__Work required__. Can you reproduce, word for word, the portion of the charter schools passage below that begins with the words "Charter school funding" and ends with "and nutrition services."?

__Reading passage__.
--- Begin ---

Although the U.S. Department of Education's findings agree with those of the National Education Association (NEA), their study points out the limitations of such studies and the inability to hold constant other important factors, and notes that "study design does not allow us to determine whether or not traditional public schools are more effective than charter schools."

=== Chartering authorities ===

Chartering authorizers, entities that may legally issue charters, differ from state to state, as do the bodies that are legally entitled to apply for and operate under such charters. In some states, like Arkansas, the State Board of Education authorizes charters. In other states, like Maryland, only the local school district may issue charters. Some school districts may authorize charter schools as part of a larger program for systemic improvement, such as the Portfolio strategy. States including Arizona and the District of Columbia have created independent charter-authorizing bodies to which applicants may apply for a charter. The laws that permit the most charter development, as seen in Minnesota and Michigan, allow for a combination of such authorizers. As of 2012, 39% of charters were authorized by local districts, 28% by state boards of education, 12% by state commissions, with the remainder by universities, cities and others.

=== Caps ===
Andrew Rotherham, co-founder of Education Sector and opponent of charter school caps, wrote in 2007, "One might be willing to accept this pent-up demand if charter school caps, or the debate over them, were addressing the greater concern of charter school quality. But this is not the case. Statutory caps as they exist now are too blunt a policy instrument to sufficiently address quality. They fail to differentiate between good schools and lousy schools and between successful charter school authorizers and those with a poor track record of running charter schools. And, all the while, they limit public schooling options and choices for parents."

=== Demographics ===

The U.S. Department of Education's 1997 First Year Report, part of a four-year national study on charters, was based on interviews of 225 charter schools in 10 states. The report found charters tended to be small (fewer than 200 students) and represented primarily new schools, though some schools had converted to charter status. Charter schools often tended to exist in urban locations, rather than rural. This study also found enormous variation among states. Charter schools tended to be somewhat more racially diverse, and to enroll slightly fewer students with special needs or limited English proficiency than the average schools in their state.

=== Funding ===

Charter school funding is dictated by each state. In many states, charter schools are funded by transferring per-pupil state aid from the school district where the charter school student resides. Charters on average receive less money per-pupil than the corresponding public schools in their areas, though the average figure is controversial because some charter schools do not enroll a proportionate number of students that require special education or student support services. Additionally, some charters are not required to provide transportation and nutrition services.

--- End ---

__Provided records__.
--- Begin ---

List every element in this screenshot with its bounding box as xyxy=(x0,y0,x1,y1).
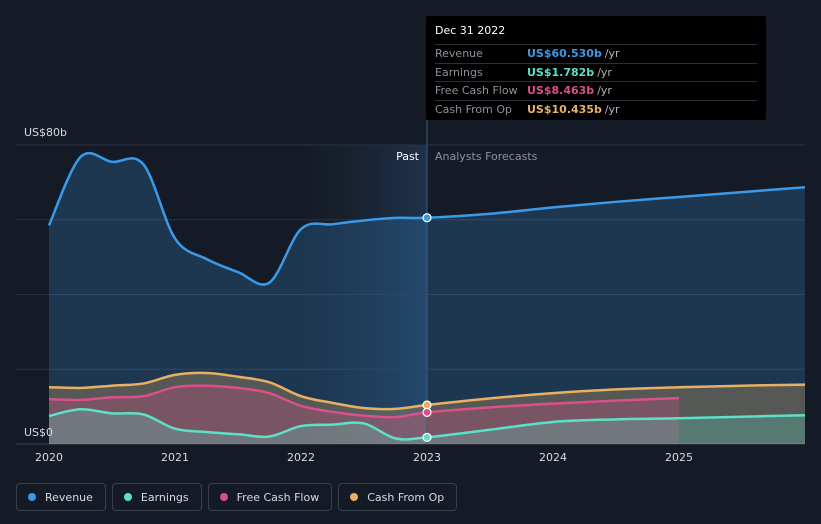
legend-label: Earnings xyxy=(140,490,189,504)
current-markers xyxy=(422,213,432,442)
tooltip-row-cash-from-op: Cash From Op US$10.435b /yr xyxy=(435,99,757,119)
legend-item-free-cash-flow[interactable]: Free Cash Flow xyxy=(207,483,333,511)
revenue-line xyxy=(47,151,806,286)
past-label: Past xyxy=(396,150,420,163)
revenue-dot-icon xyxy=(28,493,36,501)
legend: Revenue Earnings Free Cash Flow Cash Fro… xyxy=(16,483,458,511)
cash-from-op-line xyxy=(48,371,806,411)
tooltip-value: US$8.463b xyxy=(527,84,595,98)
legend-item-cash-from-op[interactable]: Cash From Op xyxy=(338,483,458,511)
tooltip-row-revenue: Revenue US$60.530b /yr xyxy=(435,44,757,63)
tooltip-label: Free Cash Flow xyxy=(435,84,518,98)
tooltip-row-earnings: Earnings US$1.782b /yr xyxy=(435,62,757,82)
tooltip: Dec 31 2022 Revenue US$60.530b /yr Earni… xyxy=(426,16,766,120)
x-axis-ticks: 2020 2021 2022 2023 2024 2025 xyxy=(35,451,693,464)
free-cash-flow-line xyxy=(48,384,680,419)
tooltip-value: US$1.782b xyxy=(527,65,595,79)
y-tick-bottom: US$0 xyxy=(24,426,53,439)
cash-from-op-dot-icon xyxy=(350,493,359,501)
free-cash-flow-area xyxy=(49,385,679,444)
tooltip-row-free-cash-flow: Free Cash Flow US$8.463b /yr xyxy=(435,81,757,100)
earnings-dot-icon xyxy=(123,493,132,501)
tooltip-unit: /yr xyxy=(604,102,620,116)
tooltip-unit: /yr xyxy=(597,65,612,79)
tooltip-label: Earnings xyxy=(435,65,483,79)
x-tick-label: 2022 xyxy=(287,451,315,464)
revenue-point xyxy=(422,213,432,223)
x-tick-label: 2023 xyxy=(413,451,441,464)
x-tick-label: 2020 xyxy=(35,451,63,464)
x-tick-label: 2024 xyxy=(539,451,567,464)
tooltip-label: Revenue xyxy=(435,47,483,61)
x-tick-label: 2025 xyxy=(665,451,693,464)
gridlines xyxy=(16,144,805,445)
tooltip-label: Cash From Op xyxy=(435,102,513,116)
y-tick-top: US$80b xyxy=(24,126,67,139)
legend-item-earnings[interactable]: Earnings xyxy=(111,483,202,511)
legend-label: Free Cash Flow xyxy=(236,490,320,504)
legend-label: Revenue xyxy=(45,490,93,504)
legend-label: Cash From Op xyxy=(367,490,445,504)
tooltip-unit: /yr xyxy=(604,47,620,61)
free-cash-flow-point xyxy=(422,407,432,417)
x-tick-label: 2021 xyxy=(161,451,189,464)
tooltip-value: US$10.435b xyxy=(527,102,602,116)
forecast-label: Analysts Forecasts xyxy=(435,150,538,163)
series-lines xyxy=(47,151,806,441)
earnings-point xyxy=(422,432,432,442)
tooltip-date: Dec 31 2022 xyxy=(435,24,506,37)
earnings-line xyxy=(48,407,806,441)
legend-item-revenue[interactable]: Revenue xyxy=(16,483,106,511)
tooltip-value: US$60.530b xyxy=(527,47,602,61)
free-cash-flow-dot-icon xyxy=(219,493,228,501)
tooltip-unit: /yr xyxy=(597,84,612,98)
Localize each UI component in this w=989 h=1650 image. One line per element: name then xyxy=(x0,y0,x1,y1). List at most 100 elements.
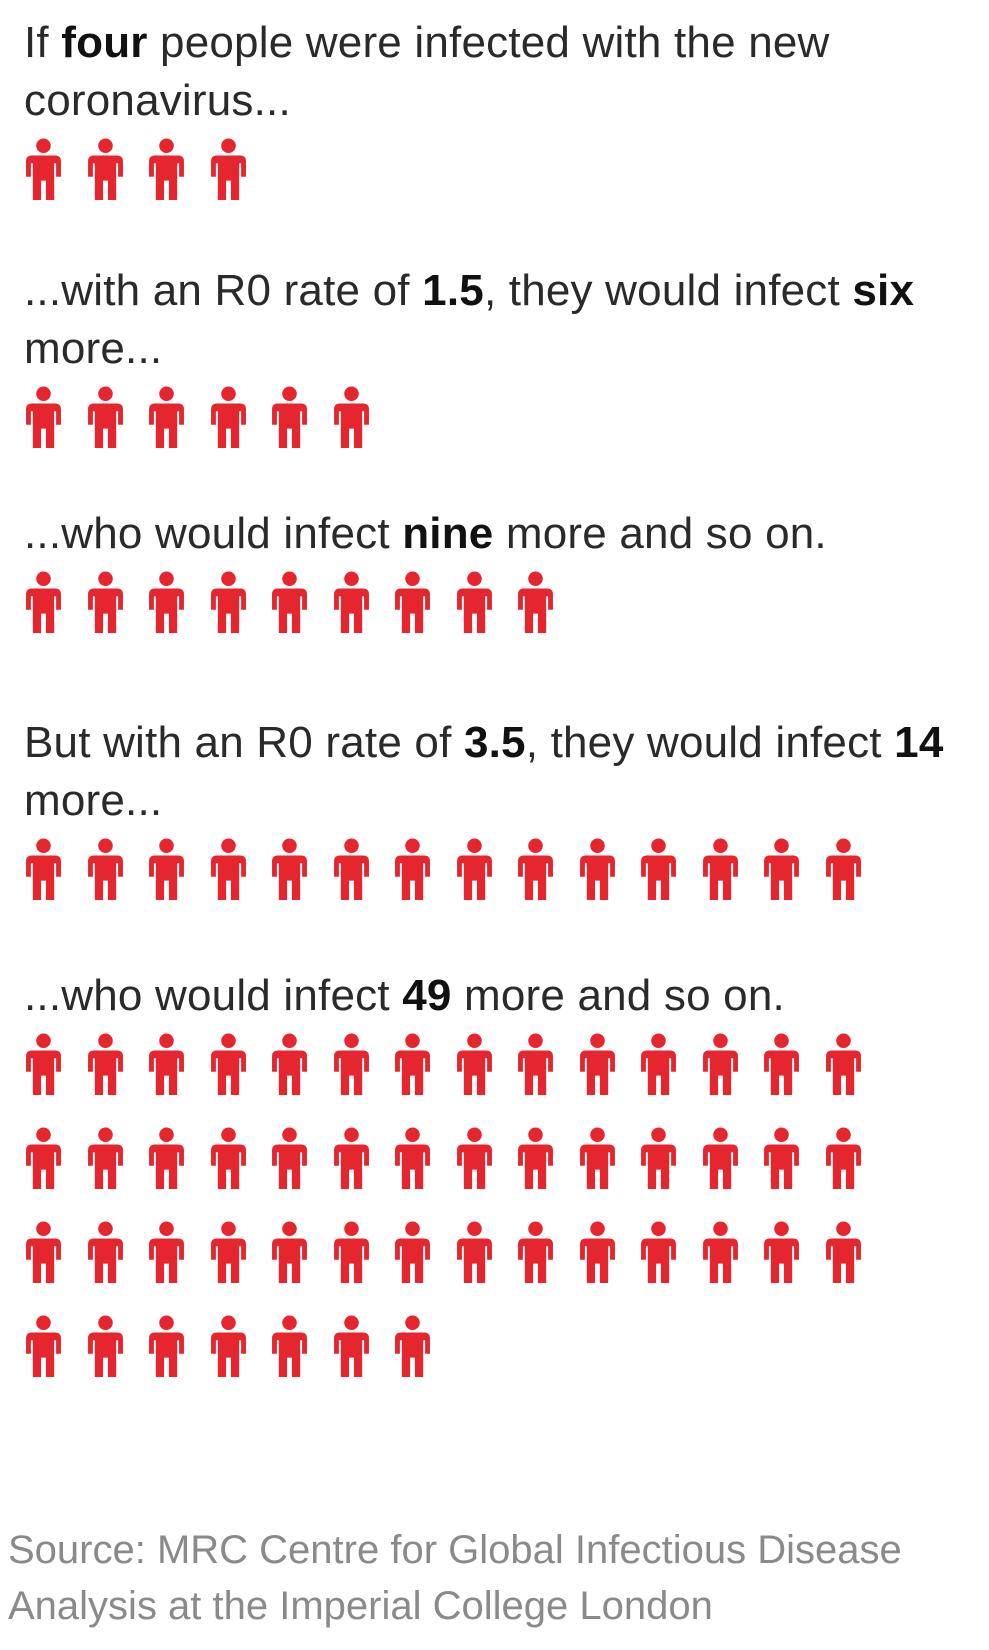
person-icon xyxy=(762,1033,801,1097)
section-initial-infected: If four people were infected with the ne… xyxy=(24,14,969,232)
person-icon xyxy=(86,838,125,902)
person-icon xyxy=(639,1221,678,1285)
person-icon xyxy=(270,386,309,450)
person-icon xyxy=(86,1221,125,1285)
caption-text: ...who would infect xyxy=(24,509,403,558)
caption-emphasis: six xyxy=(852,266,915,315)
icon-row-r0-1-5-second xyxy=(24,571,944,665)
caption-r0-1-5-second: ...who would infect nine more and so on. xyxy=(24,505,969,563)
person-icon xyxy=(455,1033,494,1097)
person-icon xyxy=(824,1033,863,1097)
icon-row-r0-1-5-first xyxy=(24,386,944,480)
source-note: Source: MRC Centre for Global Infectious… xyxy=(8,1528,902,1628)
person-icon xyxy=(578,838,617,902)
person-icon xyxy=(824,838,863,902)
person-icon xyxy=(455,1221,494,1285)
icon-row-r0-3-5-first xyxy=(24,838,944,932)
person-icon xyxy=(147,386,186,450)
person-icon xyxy=(332,386,371,450)
section-r0-3-5-second: ...who would infect 49 more and so on. xyxy=(24,967,969,1409)
person-icon xyxy=(209,138,248,202)
person-icon xyxy=(209,571,248,635)
person-icon xyxy=(393,1315,432,1379)
person-icon xyxy=(24,138,63,202)
caption-emphasis: 14 xyxy=(894,718,944,767)
person-icon xyxy=(24,1033,63,1097)
person-icon xyxy=(393,1221,432,1285)
person-icon xyxy=(86,386,125,450)
person-icon xyxy=(639,1127,678,1191)
icon-row-initial xyxy=(24,138,944,232)
person-icon xyxy=(516,1127,555,1191)
person-icon xyxy=(701,1033,740,1097)
person-icon xyxy=(24,571,63,635)
caption-r0-1-5-first: ...with an R0 rate of 1.5, they would in… xyxy=(24,262,969,378)
person-icon xyxy=(270,571,309,635)
caption-text: more and so on. xyxy=(451,971,785,1020)
person-icon xyxy=(270,838,309,902)
person-icon xyxy=(824,1127,863,1191)
person-icon xyxy=(147,1033,186,1097)
person-icon xyxy=(209,1127,248,1191)
person-icon xyxy=(516,1221,555,1285)
person-icon xyxy=(332,571,371,635)
caption-r0-3-5-first: But with an R0 rate of 3.5, they would i… xyxy=(24,714,969,830)
person-icon xyxy=(455,1127,494,1191)
person-icon xyxy=(455,571,494,635)
caption-text: more and so on. xyxy=(493,509,827,558)
person-icon xyxy=(209,1221,248,1285)
person-icon xyxy=(86,138,125,202)
person-icon xyxy=(86,571,125,635)
caption-text: ...who would infect xyxy=(24,971,403,1020)
person-icon xyxy=(86,1315,125,1379)
person-icon xyxy=(332,1221,371,1285)
person-icon xyxy=(270,1221,309,1285)
person-icon xyxy=(86,1033,125,1097)
person-icon xyxy=(578,1127,617,1191)
person-icon xyxy=(824,1221,863,1285)
person-icon xyxy=(147,1127,186,1191)
caption-text: , they would infect xyxy=(483,266,853,315)
person-icon xyxy=(516,1033,555,1097)
person-icon xyxy=(147,571,186,635)
person-icon xyxy=(24,1127,63,1191)
person-icon xyxy=(639,1033,678,1097)
person-icon xyxy=(24,1221,63,1285)
caption-initial: If four people were infected with the ne… xyxy=(24,14,969,130)
person-icon xyxy=(147,1221,186,1285)
caption-text: If xyxy=(24,18,62,67)
person-icon xyxy=(762,838,801,902)
person-icon xyxy=(270,1315,309,1379)
caption-emphasis: nine xyxy=(402,509,494,558)
person-icon xyxy=(516,838,555,902)
person-icon xyxy=(762,1221,801,1285)
person-icon xyxy=(270,1033,309,1097)
person-icon xyxy=(578,1221,617,1285)
person-icon xyxy=(393,1127,432,1191)
person-icon xyxy=(332,1127,371,1191)
caption-r0-3-5-second: ...who would infect 49 more and so on. xyxy=(24,967,969,1025)
section-r0-1-5-second: ...who would infect nine more and so on. xyxy=(24,505,969,665)
person-icon xyxy=(701,838,740,902)
caption-text: , they would infect xyxy=(525,718,895,767)
person-icon xyxy=(147,138,186,202)
person-icon xyxy=(455,838,494,902)
person-icon xyxy=(270,1127,309,1191)
caption-text: ...with an R0 rate of xyxy=(24,266,423,315)
person-icon xyxy=(209,1315,248,1379)
person-icon xyxy=(393,571,432,635)
person-icon xyxy=(516,571,555,635)
person-icon xyxy=(86,1127,125,1191)
caption-emphasis: 1.5 xyxy=(422,266,484,315)
person-icon xyxy=(147,838,186,902)
caption-text: more... xyxy=(24,776,163,825)
caption-text: people were infected with the new corona… xyxy=(24,18,830,125)
person-icon xyxy=(24,1315,63,1379)
person-icon xyxy=(639,838,678,902)
person-icon xyxy=(701,1221,740,1285)
person-icon xyxy=(209,838,248,902)
person-icon xyxy=(393,838,432,902)
icon-row-r0-3-5-second xyxy=(24,1033,944,1409)
person-icon xyxy=(393,1033,432,1097)
section-r0-3-5-first: But with an R0 rate of 3.5, they would i… xyxy=(24,714,969,932)
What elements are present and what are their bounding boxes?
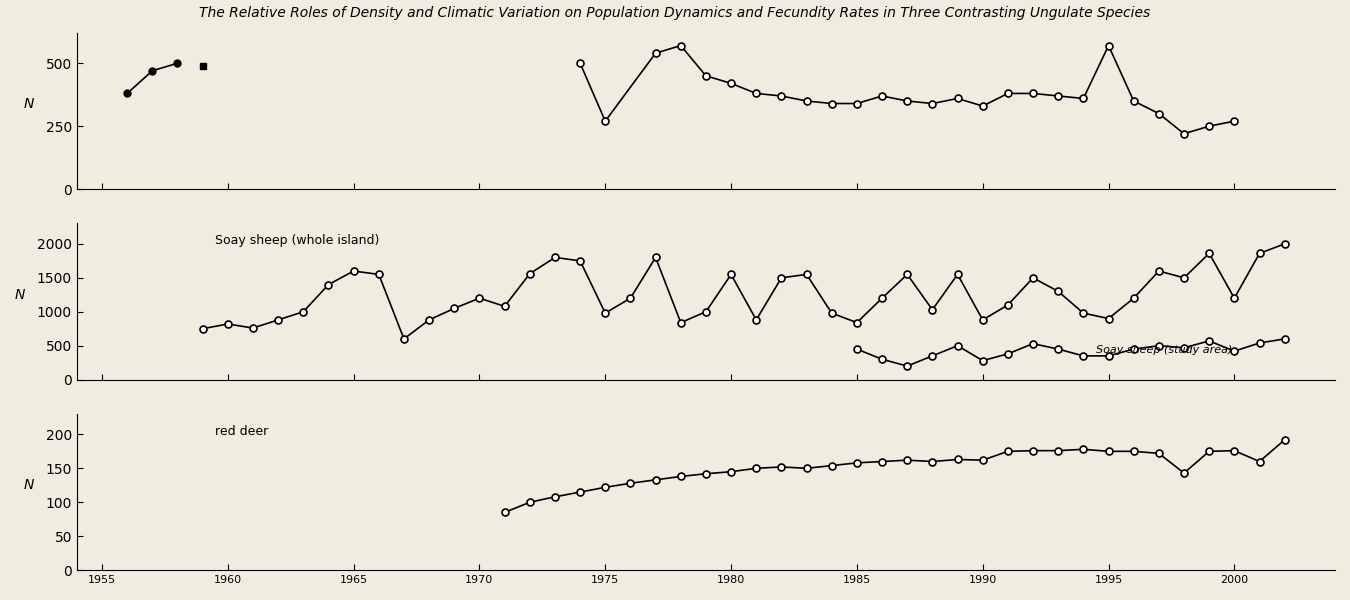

--- End ---

__Response to this exercise__.
Charter school funding is dictated by each state. In many states, charter schools are funded by transferring per-pupil state aid from the school district where the charter school student resides. Charters on average receive less money per-pupil than the corresponding public schools in their areas, though the average figure is controversial because some charter schools do not enroll a proportionate number of students that require special education or student support services. Additionally, some charters are not required to provide transportation and nutrition services.